Work to do.
Each entry below must be repeated word for word.

Begin Records shown

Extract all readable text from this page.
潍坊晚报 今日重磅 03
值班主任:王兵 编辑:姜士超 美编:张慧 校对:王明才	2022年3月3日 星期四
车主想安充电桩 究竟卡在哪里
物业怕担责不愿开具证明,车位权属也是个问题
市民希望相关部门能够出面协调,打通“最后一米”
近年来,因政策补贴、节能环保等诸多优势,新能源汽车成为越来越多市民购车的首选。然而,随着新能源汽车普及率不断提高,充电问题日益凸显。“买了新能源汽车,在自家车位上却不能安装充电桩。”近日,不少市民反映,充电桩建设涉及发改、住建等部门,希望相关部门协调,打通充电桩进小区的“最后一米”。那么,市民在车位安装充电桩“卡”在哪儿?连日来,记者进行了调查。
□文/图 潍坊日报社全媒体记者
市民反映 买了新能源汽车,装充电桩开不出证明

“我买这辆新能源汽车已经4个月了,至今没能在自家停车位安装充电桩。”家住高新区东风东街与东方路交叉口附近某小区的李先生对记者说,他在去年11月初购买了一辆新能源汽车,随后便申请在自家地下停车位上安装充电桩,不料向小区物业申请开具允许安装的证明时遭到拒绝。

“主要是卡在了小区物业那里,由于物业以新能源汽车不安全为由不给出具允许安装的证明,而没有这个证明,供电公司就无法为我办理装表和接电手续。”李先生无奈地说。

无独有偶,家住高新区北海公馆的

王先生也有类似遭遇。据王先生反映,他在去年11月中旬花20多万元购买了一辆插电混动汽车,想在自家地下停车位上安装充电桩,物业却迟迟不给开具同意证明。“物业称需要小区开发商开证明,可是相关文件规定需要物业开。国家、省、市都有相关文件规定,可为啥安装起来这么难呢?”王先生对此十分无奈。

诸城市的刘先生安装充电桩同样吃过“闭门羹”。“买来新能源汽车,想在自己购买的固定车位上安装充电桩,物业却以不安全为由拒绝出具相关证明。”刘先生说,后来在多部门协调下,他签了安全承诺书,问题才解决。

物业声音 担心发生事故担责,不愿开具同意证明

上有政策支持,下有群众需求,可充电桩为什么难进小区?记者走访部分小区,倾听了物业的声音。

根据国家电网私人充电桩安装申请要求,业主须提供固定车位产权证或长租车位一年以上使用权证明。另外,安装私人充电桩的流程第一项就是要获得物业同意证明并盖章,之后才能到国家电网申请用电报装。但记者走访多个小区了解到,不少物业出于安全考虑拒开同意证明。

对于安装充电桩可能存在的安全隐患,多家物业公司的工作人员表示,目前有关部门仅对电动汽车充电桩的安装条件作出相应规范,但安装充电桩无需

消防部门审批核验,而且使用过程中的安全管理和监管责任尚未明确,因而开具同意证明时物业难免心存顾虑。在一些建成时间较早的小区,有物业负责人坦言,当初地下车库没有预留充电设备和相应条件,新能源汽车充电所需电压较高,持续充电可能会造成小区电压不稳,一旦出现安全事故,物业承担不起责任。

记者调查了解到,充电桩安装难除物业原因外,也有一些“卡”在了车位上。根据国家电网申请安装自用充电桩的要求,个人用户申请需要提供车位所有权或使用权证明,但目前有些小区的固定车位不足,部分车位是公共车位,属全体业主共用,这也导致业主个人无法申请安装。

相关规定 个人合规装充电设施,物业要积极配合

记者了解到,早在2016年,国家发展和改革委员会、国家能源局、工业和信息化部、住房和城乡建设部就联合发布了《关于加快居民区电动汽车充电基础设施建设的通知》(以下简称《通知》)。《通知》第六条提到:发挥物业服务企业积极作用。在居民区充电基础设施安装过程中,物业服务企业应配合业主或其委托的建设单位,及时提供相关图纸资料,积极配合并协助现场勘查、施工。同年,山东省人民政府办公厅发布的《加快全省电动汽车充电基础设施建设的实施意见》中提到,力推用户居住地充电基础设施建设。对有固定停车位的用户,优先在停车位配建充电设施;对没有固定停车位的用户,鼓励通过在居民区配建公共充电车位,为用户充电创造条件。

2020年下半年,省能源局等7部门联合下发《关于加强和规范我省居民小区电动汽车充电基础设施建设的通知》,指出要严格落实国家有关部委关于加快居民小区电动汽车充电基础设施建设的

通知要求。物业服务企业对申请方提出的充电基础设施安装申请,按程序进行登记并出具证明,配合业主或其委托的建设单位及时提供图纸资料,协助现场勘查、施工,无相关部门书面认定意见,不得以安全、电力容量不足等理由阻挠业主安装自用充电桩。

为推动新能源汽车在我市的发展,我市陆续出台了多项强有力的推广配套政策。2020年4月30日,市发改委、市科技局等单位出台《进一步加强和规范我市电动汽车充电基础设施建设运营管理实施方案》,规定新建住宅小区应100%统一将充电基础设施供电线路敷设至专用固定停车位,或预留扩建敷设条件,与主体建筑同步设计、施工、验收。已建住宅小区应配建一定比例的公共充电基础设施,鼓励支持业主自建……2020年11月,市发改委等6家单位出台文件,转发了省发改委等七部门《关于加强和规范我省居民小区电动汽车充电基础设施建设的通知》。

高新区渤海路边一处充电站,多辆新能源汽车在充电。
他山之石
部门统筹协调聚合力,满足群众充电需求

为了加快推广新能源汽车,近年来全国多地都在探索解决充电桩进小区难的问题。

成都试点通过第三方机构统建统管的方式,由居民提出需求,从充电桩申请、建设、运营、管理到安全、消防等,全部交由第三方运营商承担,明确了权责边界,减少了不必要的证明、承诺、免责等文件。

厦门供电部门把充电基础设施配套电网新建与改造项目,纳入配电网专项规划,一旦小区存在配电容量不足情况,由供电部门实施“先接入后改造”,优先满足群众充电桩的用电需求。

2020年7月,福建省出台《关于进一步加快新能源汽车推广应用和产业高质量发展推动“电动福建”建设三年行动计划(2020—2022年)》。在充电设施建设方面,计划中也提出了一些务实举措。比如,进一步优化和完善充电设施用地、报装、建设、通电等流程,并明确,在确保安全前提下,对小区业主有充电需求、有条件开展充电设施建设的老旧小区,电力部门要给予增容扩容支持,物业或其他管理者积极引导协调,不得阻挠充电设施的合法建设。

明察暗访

End Records shown

Completed exercise.
Extract all readable text from this page.
潍坊晚报 今日重磅 03
值班主任:王兵 编辑:姜士超 美编:张慧 校对:王明才	2022年3月3日 星期四
车主想安充电桩 究竟卡在哪里
物业怕担责不愿开具证明,车位权属也是个问题
市民希望相关部门能够出面协调,打通“最后一米”
近年来,因政策补贴、节能环保等诸多优势,新能源汽车成为越来越多市民购车的首选。然而,随着新能源汽车普及率不断提高,充电问题日益凸显。“买了新能源汽车,在自家车位上却不能安装充电桩。”近日,不少市民反映,充电桩建设涉及发改、住建等部门,希望相关部门协调,打通充电桩进小区的“最后一米”。那么,市民在车位安装充电桩“卡”在哪儿?连日来,记者进行了调查。
□文/图 潍坊日报社全媒体记者
市民反映 买了新能源汽车,装充电桩开不出证明

“我买这辆新能源汽车已经4个月了,至今没能在自家停车位安装充电桩。”家住高新区东风东街与东方路交叉口附近某小区的李先生对记者说,他在去年11月初购买了一辆新能源汽车,随后便申请在自家地下停车位上安装充电桩,不料向小区物业申请开具允许安装的证明时遭到拒绝。

“主要是卡在了小区物业那里,由于物业以新能源汽车不安全为由不给出具允许安装的证明,而没有这个证明,供电公司就无法为我办理装表和接电手续。”李先生无奈地说。

无独有偶,家住高新区北海公馆的

王先生也有类似遭遇。据王先生反映,他在去年11月中旬花20多万元购买了一辆插电混动汽车,想在自家地下停车位上安装充电桩,物业却迟迟不给开具同意证明。“物业称需要小区开发商开证明,可是相关文件规定需要物业开。国家、省、市都有相关文件规定,可为啥安装起来这么难呢?”王先生对此十分无奈。

诸城市的刘先生安装充电桩同样吃过“闭门羹”。“买来新能源汽车,想在自己购买的固定车位上安装充电桩,物业却以不安全为由拒绝出具相关证明。”刘先生说,后来在多部门协调下,他签了安全承诺书,问题才解决。

物业声音 担心发生事故担责,不愿开具同意证明

上有政策支持,下有群众需求,可充电桩为什么难进小区?记者走访部分小区,倾听了物业的声音。

根据国家电网私人充电桩安装申请要求,业主须提供固定车位产权证或长租车位一年以上使用权证明。另外,安装私人充电桩的流程第一项就是要获得物业同意证明并盖章,之后才能到国家电网申请用电报装。但记者走访多个小区了解到,不少物业出于安全考虑拒开同意证明。

对于安装充电桩可能存在的安全隐患,多家物业公司的工作人员表示,目前有关部门仅对电动汽车充电桩的安装条件作出相应规范,但安装充电桩无需

消防部门审批核验,而且使用过程中的安全管理和监管责任尚未明确,因而开具同意证明时物业难免心存顾虑。在一些建成时间较早的小区,有物业负责人坦言,当初地下车库没有预留充电设备和相应条件,新能源汽车充电所需电压较高,持续充电可能会造成小区电压不稳,一旦出现安全事故,物业承担不起责任。

记者调查了解到,充电桩安装难除物业原因外,也有一些“卡”在了车位上。根据国家电网申请安装自用充电桩的要求,个人用户申请需要提供车位所有权或使用权证明,但目前有些小区的固定车位不足,部分车位是公共车位,属全体业主共用,这也导致业主个人无法申请安装。

相关规定 个人合规装充电设施,物业要积极配合

记者了解到,早在2016年,国家发展和改革委员会、国家能源局、工业和信息化部、住房和城乡建设部就联合发布了《关于加快居民区电动汽车充电基础设施建设的通知》(以下简称《通知》)。《通知》第六条提到:发挥物业服务企业积极作用。在居民区充电基础设施安装过程中,物业服务企业应配合业主或其委托的建设单位,及时提供相关图纸资料,积极配合并协助现场勘查、施工。同年,山东省人民政府办公厅发布的《加快全省电动汽车充电基础设施建设的实施意见》中提到,力推用户居住地充电基础设施建设。对有固定停车位的用户,优先在停车位配建充电设施;对没有固定停车位的用户,鼓励通过在居民区配建公共充电车位,为用户充电创造条件。

2020年下半年,省能源局等7部门联合下发《关于加强和规范我省居民小区电动汽车充电基础设施建设的通知》,指出要严格落实国家有关部委关于加快居民小区电动汽车充电基础设施建设的

通知要求。物业服务企业对申请方提出的充电基础设施安装申请,按程序进行登记并出具证明,配合业主或其委托的建设单位及时提供图纸资料,协助现场勘查、施工,无相关部门书面认定意见,不得以安全、电力容量不足等理由阻挠业主安装自用充电桩。

为推动新能源汽车在我市的发展,我市陆续出台了多项强有力的推广配套政策。2020年4月30日,市发改委、市科技局等单位出台《进一步加强和规范我市电动汽车充电基础设施建设运营管理实施方案》,规定新建住宅小区应100%统一将充电基础设施供电线路敷设至专用固定停车位,或预留扩建敷设条件,与主体建筑同步设计、施工、验收。已建住宅小区应配建一定比例的公共充电基础设施,鼓励支持业主自建……2020年11月,市发改委等6家单位出台文件,转发了省发改委等七部门《关于加强和规范我省居民小区电动汽车充电基础设施建设的通知》。

高新区渤海路边一处充电站,多辆新能源汽车在充电。
他山之石
部门统筹协调聚合力,满足群众充电需求

为了加快推广新能源汽车,近年来全国多地都在探索解决充电桩进小区难的问题。

成都试点通过第三方机构统建统管的方式,由居民提出需求,从充电桩申请、建设、运营、管理到安全、消防等,全部交由第三方运营商承担,明确了权责边界,减少了不必要的证明、承诺、免责等文件。

厦门供电部门把充电基础设施配套电网新建与改造项目,纳入配电网专项规划,一旦小区存在配电容量不足情况,由供电部门实施“先接入后改造”,优先满足群众充电桩的用电需求。

2020年7月,福建省出台《关于进一步加快新能源汽车推广应用和产业高质量发展推动“电动福建”建设三年行动计划(2020—2022年)》。在充电设施建设方面,计划中也提出了一些务实举措。比如,进一步优化和完善充电设施用地、报装、建设、通电等流程,并明确,在确保安全前提下,对小区业主有充电需求、有条件开展充电设施建设的老旧小区,电力部门要给予增容扩容支持,物业或其他管理者积极引导协调,不得阻挠充电设施的合法建设。

明察暗访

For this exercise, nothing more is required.